EXERCISE DESCRIPTION – Select the lines of the records containing the word "CERVEZA" and list them.

ENTRIES SHOWN –
┏━━

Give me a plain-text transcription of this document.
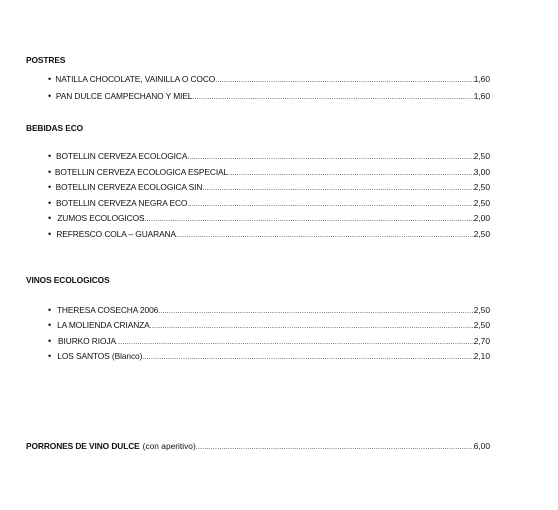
POSTRES
• NATILLA CHOCOLATE, VAINILLA O COCO .....	1,60
• PAN DULCE CAMPECHANO Y MIEL .....	1,60
BEBIDAS ECO
• BOTELLIN CERVEZA ECOLOGICA .....	2,50
• BOTELLIN CERVEZA ECOLOGICA ESPECIAL .....	3,00
• BOTELLIN CERVEZA ECOLOGICA SIN .....	2,50
• BOTELLIN CERVEZA NEGRA ECO .....	2,50
• ZUMOS ECOLOGICOS .....	2,00
• REFRESCO COLA – GUARANA .....	2,50
VINOS ECOLOGICOS
• THERESA COSECHA 2006 .....	2,50
• LA MOLIENDA CRIANZA .....	2,50
• BIURKO RIOJA .....	2,70
• LOS SANTOS (Blanco) .....	2,10
PORRONES DE VINO DULCE (con aperitivo) .....	6,00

┗━━

CORRECT RESPONSE –
• BOTELLIN CERVEZA ECOLOGICA .....	2,50
• BOTELLIN CERVEZA ECOLOGICA ESPECIAL .....	3,00
• BOTELLIN CERVEZA ECOLOGICA SIN .....	2,50
• BOTELLIN CERVEZA NEGRA ECO .....	2,50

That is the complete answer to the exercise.